*EXERCISE*. State how many lines of the entries hold the string "mother", and output nothing but that count.

---------- SOURCE RECORDS ----------

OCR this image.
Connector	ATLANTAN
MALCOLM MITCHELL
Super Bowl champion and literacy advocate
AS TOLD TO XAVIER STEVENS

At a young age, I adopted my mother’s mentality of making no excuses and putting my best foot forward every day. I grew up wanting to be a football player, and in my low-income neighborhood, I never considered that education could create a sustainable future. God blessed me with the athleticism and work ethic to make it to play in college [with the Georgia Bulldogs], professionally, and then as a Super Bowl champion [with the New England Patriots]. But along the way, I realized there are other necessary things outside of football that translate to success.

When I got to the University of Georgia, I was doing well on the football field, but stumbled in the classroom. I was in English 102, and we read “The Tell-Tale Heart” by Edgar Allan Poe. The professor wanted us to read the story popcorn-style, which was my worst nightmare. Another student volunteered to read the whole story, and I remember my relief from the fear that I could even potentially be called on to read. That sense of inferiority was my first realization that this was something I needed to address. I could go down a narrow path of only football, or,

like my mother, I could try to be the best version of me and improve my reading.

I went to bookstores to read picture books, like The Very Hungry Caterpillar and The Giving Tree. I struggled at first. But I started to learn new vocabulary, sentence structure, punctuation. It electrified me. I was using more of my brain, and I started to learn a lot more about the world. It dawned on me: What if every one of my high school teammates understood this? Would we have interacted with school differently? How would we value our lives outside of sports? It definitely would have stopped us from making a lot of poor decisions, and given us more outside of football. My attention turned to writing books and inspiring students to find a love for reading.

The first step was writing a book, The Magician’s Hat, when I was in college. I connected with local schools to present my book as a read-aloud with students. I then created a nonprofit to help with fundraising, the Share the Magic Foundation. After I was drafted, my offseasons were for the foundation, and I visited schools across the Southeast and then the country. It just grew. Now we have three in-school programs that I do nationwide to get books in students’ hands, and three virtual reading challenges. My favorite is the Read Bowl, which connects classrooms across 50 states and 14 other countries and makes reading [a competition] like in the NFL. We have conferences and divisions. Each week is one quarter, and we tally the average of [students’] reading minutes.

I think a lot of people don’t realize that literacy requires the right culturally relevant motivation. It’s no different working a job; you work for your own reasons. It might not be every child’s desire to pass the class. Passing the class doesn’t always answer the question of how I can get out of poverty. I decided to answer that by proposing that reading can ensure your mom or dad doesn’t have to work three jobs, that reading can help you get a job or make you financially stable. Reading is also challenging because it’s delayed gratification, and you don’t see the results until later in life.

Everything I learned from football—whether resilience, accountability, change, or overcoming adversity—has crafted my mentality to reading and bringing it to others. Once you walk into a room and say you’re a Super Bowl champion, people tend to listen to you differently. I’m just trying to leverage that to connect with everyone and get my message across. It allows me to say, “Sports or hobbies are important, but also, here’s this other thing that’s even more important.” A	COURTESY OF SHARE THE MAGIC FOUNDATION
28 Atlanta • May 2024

----------

*OUTPUT BELOW*. 2